Problem details: Reproduce every entry exactly and leave its pictures out.

>> Start Records to use

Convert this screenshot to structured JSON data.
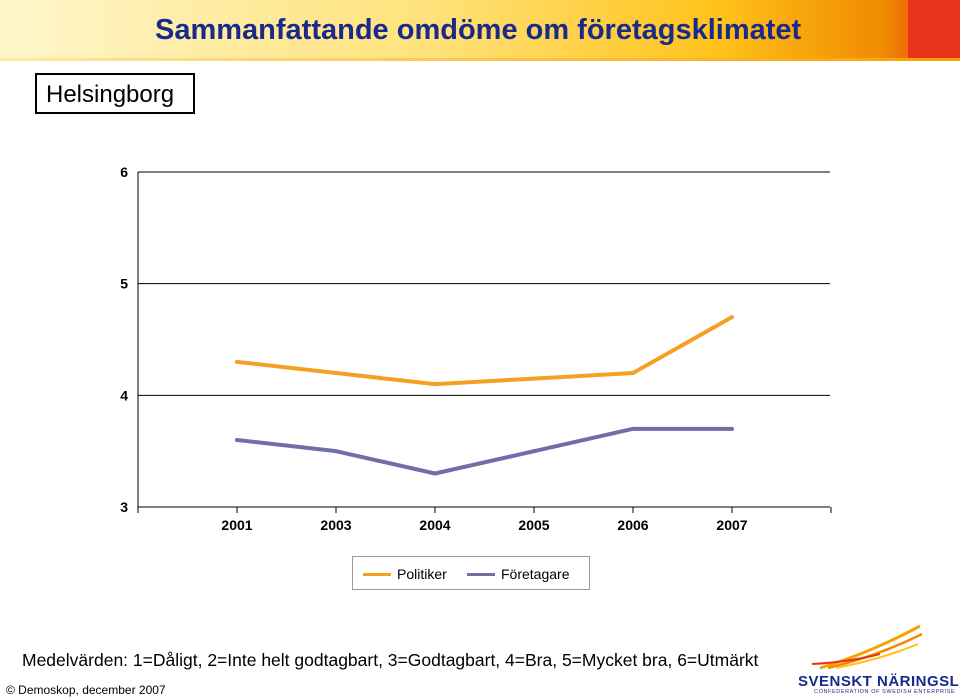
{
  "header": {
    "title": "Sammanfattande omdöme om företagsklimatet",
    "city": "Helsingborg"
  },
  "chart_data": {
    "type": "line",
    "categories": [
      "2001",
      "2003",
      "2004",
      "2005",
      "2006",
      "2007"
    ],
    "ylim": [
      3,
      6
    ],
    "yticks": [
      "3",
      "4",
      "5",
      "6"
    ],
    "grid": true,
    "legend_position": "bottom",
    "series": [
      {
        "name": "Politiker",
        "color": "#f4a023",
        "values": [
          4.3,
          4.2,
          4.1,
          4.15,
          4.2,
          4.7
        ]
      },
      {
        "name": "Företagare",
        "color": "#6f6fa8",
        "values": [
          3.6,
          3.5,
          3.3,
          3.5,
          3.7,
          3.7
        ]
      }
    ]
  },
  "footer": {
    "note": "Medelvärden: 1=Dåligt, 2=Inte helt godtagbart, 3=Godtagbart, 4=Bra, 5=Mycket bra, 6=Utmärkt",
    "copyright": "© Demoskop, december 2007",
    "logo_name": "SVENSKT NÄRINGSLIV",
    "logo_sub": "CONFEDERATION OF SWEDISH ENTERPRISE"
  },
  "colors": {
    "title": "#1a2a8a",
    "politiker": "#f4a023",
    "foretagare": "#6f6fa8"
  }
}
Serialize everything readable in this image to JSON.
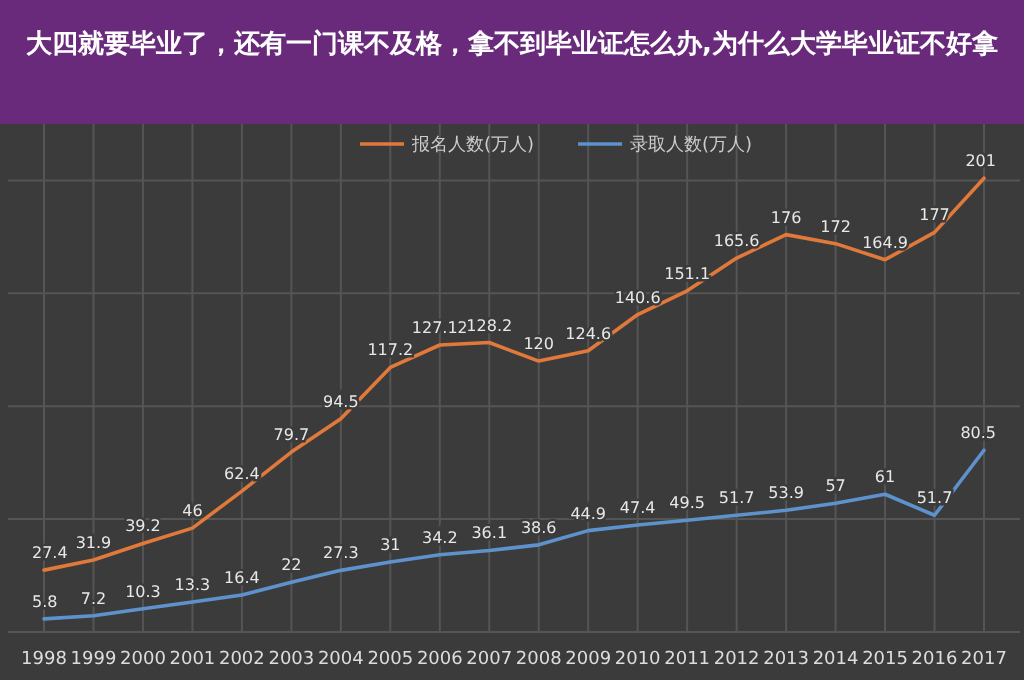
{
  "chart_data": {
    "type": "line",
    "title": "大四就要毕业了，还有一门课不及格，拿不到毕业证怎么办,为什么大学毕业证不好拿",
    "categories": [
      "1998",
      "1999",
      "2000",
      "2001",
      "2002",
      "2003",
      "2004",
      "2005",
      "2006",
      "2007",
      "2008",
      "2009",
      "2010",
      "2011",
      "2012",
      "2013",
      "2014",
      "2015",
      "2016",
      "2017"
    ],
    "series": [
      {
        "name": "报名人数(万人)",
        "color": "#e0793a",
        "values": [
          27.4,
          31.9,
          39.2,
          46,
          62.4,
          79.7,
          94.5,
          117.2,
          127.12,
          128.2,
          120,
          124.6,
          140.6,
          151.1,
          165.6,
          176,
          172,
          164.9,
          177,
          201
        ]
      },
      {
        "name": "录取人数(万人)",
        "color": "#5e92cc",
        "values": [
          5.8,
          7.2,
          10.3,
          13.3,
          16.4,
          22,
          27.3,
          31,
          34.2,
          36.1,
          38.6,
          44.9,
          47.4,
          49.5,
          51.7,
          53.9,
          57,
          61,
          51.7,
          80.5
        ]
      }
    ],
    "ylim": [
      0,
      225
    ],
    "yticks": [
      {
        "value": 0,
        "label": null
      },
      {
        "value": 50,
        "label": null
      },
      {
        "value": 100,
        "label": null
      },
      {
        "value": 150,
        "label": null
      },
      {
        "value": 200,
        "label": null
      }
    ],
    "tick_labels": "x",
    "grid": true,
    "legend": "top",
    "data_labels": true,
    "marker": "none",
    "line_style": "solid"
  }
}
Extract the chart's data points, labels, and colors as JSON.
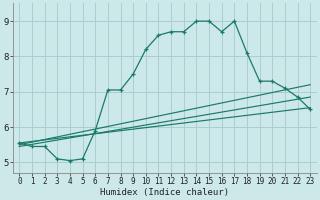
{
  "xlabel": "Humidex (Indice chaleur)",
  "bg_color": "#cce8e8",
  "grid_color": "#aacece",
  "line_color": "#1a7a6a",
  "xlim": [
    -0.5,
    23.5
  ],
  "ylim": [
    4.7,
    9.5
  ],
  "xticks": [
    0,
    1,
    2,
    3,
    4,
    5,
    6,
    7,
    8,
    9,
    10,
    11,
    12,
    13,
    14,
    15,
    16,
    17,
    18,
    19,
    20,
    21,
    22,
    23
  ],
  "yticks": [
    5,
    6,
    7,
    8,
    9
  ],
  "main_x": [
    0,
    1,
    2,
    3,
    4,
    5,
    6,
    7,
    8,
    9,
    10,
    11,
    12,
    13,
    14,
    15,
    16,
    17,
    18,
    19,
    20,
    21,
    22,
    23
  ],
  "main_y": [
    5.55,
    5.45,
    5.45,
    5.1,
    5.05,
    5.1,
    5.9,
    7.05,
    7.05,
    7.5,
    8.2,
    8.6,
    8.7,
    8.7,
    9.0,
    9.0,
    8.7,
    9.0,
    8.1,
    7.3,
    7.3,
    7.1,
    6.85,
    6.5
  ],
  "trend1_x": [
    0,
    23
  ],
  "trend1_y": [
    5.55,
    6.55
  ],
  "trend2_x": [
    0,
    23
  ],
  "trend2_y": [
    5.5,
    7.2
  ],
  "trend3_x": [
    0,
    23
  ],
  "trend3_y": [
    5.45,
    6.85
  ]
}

>> End Records to use

Solved problem:
Convert this screenshot to structured JSON data.
{
  "header": {
    "title": "Sammanfattande omdöme om företagsklimatet",
    "city": "Helsingborg"
  },
  "chart_data": {
    "type": "line",
    "categories": [
      "2001",
      "2003",
      "2004",
      "2005",
      "2006",
      "2007"
    ],
    "ylim": [
      3,
      6
    ],
    "yticks": [
      "3",
      "4",
      "5",
      "6"
    ],
    "grid": true,
    "legend_position": "bottom",
    "series": [
      {
        "name": "Politiker",
        "color": "#f4a023",
        "values": [
          4.3,
          4.2,
          4.1,
          4.15,
          4.2,
          4.7
        ]
      },
      {
        "name": "Företagare",
        "color": "#6f6fa8",
        "values": [
          3.6,
          3.5,
          3.3,
          3.5,
          3.7,
          3.7
        ]
      }
    ]
  },
  "footer": {
    "note": "Medelvärden: 1=Dåligt, 2=Inte helt godtagbart, 3=Godtagbart, 4=Bra, 5=Mycket bra, 6=Utmärkt",
    "copyright": "© Demoskop, december 2007",
    "logo_name": "SVENSKT NÄRINGSLIV",
    "logo_sub": "CONFEDERATION OF SWEDISH ENTERPRISE"
  },
  "colors": {
    "title": "#1a2a8a",
    "politiker": "#f4a023",
    "foretagare": "#6f6fa8"
  }
}
Serialize everything readable in this image to JSON.
{
  "chart_data": {
    "type": "line",
    "title": "大四就要毕业了，还有一门课不及格，拿不到毕业证怎么办,为什么大学毕业证不好拿",
    "categories": [
      "1998",
      "1999",
      "2000",
      "2001",
      "2002",
      "2003",
      "2004",
      "2005",
      "2006",
      "2007",
      "2008",
      "2009",
      "2010",
      "2011",
      "2012",
      "2013",
      "2014",
      "2015",
      "2016",
      "2017"
    ],
    "series": [
      {
        "name": "报名人数(万人)",
        "color": "#e0793a",
        "values": [
          27.4,
          31.9,
          39.2,
          46,
          62.4,
          79.7,
          94.5,
          117.2,
          127.12,
          128.2,
          120,
          124.6,
          140.6,
          151.1,
          165.6,
          176,
          172,
          164.9,
          177,
          201
        ]
      },
      {
        "name": "录取人数(万人)",
        "color": "#5e92cc",
        "values": [
          5.8,
          7.2,
          10.3,
          13.3,
          16.4,
          22,
          27.3,
          31,
          34.2,
          36.1,
          38.6,
          44.9,
          47.4,
          49.5,
          51.7,
          53.9,
          57,
          61,
          51.7,
          80.5
        ]
      }
    ],
    "ylim": [
      0,
      225
    ],
    "yticks": [
      {
        "value": 0,
        "label": null
      },
      {
        "value": 50,
        "label": null
      },
      {
        "value": 100,
        "label": null
      },
      {
        "value": 150,
        "label": null
      },
      {
        "value": 200,
        "label": null
      }
    ],
    "tick_labels": "x",
    "grid": true,
    "legend": "top",
    "data_labels": true,
    "marker": "none",
    "line_style": "solid"
  }
}
Extract the chart's data points, labels, and colors as JSON.
{
  "xlabel": "Humidex (Indice chaleur)",
  "bg_color": "#cce8e8",
  "grid_color": "#aacece",
  "line_color": "#1a7a6a",
  "xlim": [
    -0.5,
    23.5
  ],
  "ylim": [
    4.7,
    9.5
  ],
  "xticks": [
    0,
    1,
    2,
    3,
    4,
    5,
    6,
    7,
    8,
    9,
    10,
    11,
    12,
    13,
    14,
    15,
    16,
    17,
    18,
    19,
    20,
    21,
    22,
    23
  ],
  "yticks": [
    5,
    6,
    7,
    8,
    9
  ],
  "main_x": [
    0,
    1,
    2,
    3,
    4,
    5,
    6,
    7,
    8,
    9,
    10,
    11,
    12,
    13,
    14,
    15,
    16,
    17,
    18,
    19,
    20,
    21,
    22,
    23
  ],
  "main_y": [
    5.55,
    5.45,
    5.45,
    5.1,
    5.05,
    5.1,
    5.9,
    7.05,
    7.05,
    7.5,
    8.2,
    8.6,
    8.7,
    8.7,
    9.0,
    9.0,
    8.7,
    9.0,
    8.1,
    7.3,
    7.3,
    7.1,
    6.85,
    6.5
  ],
  "trend1_x": [
    0,
    23
  ],
  "trend1_y": [
    5.55,
    6.55
  ],
  "trend2_x": [
    0,
    23
  ],
  "trend2_y": [
    5.5,
    7.2
  ],
  "trend3_x": [
    0,
    23
  ],
  "trend3_y": [
    5.45,
    6.85
  ]
}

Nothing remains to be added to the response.